## Prompt
Look through the data below. Pick out the lines holding the string "great".

## Records supplied
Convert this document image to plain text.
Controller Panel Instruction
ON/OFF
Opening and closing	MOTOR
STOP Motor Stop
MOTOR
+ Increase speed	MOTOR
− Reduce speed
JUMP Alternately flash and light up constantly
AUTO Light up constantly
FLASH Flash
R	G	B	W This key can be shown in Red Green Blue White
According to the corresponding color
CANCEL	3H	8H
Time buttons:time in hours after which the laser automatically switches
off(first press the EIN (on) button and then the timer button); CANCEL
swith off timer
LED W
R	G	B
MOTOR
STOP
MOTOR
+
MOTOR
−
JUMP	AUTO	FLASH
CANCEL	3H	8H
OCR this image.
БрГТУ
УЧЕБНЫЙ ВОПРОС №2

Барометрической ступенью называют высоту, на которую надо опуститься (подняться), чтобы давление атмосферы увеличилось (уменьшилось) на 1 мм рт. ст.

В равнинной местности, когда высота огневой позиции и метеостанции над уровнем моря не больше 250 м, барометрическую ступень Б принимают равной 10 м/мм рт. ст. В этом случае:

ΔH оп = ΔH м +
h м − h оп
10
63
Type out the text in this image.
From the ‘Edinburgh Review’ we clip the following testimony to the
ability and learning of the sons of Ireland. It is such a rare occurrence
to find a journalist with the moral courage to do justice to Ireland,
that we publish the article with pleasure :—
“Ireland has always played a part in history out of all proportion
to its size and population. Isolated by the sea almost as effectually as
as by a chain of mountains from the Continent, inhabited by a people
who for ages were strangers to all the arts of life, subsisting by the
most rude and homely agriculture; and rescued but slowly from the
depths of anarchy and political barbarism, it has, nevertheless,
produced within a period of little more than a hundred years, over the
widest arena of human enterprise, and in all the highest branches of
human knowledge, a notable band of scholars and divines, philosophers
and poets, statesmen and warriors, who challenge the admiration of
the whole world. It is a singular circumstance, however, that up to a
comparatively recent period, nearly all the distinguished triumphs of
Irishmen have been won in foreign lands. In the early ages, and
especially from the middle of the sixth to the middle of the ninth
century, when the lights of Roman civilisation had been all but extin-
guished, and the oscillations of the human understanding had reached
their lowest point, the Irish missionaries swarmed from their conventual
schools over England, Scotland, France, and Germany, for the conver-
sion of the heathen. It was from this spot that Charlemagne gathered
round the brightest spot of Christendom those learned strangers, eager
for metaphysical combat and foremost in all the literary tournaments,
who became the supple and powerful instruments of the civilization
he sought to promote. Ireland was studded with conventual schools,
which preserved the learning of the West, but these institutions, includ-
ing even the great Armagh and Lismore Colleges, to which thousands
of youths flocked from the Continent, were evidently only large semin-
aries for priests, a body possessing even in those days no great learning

## Exercise response
ing even the great Armagh and Lismore Colleges, to which thousands
aries for priests, a body possessing even in those days no great learning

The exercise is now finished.